## What you have to do
Print the full listing exactly.

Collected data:
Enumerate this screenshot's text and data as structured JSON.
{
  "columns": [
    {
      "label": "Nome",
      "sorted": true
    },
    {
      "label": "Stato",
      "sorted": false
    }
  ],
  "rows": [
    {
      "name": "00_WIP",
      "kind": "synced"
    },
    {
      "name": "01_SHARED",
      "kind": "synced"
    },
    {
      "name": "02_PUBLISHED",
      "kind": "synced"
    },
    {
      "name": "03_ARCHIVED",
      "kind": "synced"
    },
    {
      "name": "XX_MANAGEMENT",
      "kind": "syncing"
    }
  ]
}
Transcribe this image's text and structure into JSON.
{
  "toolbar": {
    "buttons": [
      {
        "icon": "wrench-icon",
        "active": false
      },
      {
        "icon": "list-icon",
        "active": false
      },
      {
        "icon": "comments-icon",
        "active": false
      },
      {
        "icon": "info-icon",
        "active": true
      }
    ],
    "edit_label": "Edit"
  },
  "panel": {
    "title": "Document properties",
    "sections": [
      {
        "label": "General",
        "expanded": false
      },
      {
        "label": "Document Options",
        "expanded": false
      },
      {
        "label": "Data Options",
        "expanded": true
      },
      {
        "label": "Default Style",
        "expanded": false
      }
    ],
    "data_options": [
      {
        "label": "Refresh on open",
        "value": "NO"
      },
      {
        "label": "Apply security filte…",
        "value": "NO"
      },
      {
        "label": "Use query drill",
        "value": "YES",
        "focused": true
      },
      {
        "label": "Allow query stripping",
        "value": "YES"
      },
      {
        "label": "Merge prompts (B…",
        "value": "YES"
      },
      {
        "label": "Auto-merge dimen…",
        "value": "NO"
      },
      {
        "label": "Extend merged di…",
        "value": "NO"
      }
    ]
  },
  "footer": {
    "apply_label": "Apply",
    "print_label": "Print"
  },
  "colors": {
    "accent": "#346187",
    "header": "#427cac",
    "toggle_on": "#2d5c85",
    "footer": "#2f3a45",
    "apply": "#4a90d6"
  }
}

## Correct answer
Enumerate this screenshot's text and data as structured JSON.
{
  "columns": [
    {
      "label": "Nome",
      "sorted": true
    },
    {
      "label": "Stato",
      "sorted": false
    }
  ],
  "rows": [
    {
      "name": "00_WIP",
      "kind": "synced"
    },
    {
      "name": "01_SHARED",
      "kind": "synced"
    },
    {
      "name": "02_PUBLISHED",
      "kind": "synced"
    },
    {
      "name": "03_ARCHIVED",
      "kind": "synced"
    },
    {
      "name": "XX_MANAGEMENT",
      "kind": "syncing"
    }
  ]
}
Transcribe this image's text and structure into JSON.
{
  "toolbar": {
    "buttons": [
      {
        "icon": "wrench-icon",
        "active": false
      },
      {
        "icon": "list-icon",
        "active": false
      },
      {
        "icon": "comments-icon",
        "active": false
      },
      {
        "icon": "info-icon",
        "active": true
      }
    ],
    "edit_label": "Edit"
  },
  "panel": {
    "title": "Document properties",
    "sections": [
      {
        "label": "General",
        "expanded": false
      },
      {
        "label": "Document Options",
        "expanded": false
      },
      {
        "label": "Data Options",
        "expanded": true
      },
      {
        "label": "Default Style",
        "expanded": false
      }
    ],
    "data_options": [
      {
        "label": "Refresh on open",
        "value": "NO"
      },
      {
        "label": "Apply security filte…",
        "value": "NO"
      },
      {
        "label": "Use query drill",
        "value": "YES",
        "focused": true
      },
      {
        "label": "Allow query stripping",
        "value": "YES"
      },
      {
        "label": "Merge prompts (B…",
        "value": "YES"
      },
      {
        "label": "Auto-merge dimen…",
        "value": "NO"
      },
      {
        "label": "Extend merged di…",
        "value": "NO"
      }
    ]
  },
  "footer": {
    "apply_label": "Apply",
    "print_label": "Print"
  },
  "colors": {
    "accent": "#346187",
    "header": "#427cac",
    "toggle_on": "#2d5c85",
    "footer": "#2f3a45",
    "apply": "#4a90d6"
  }
}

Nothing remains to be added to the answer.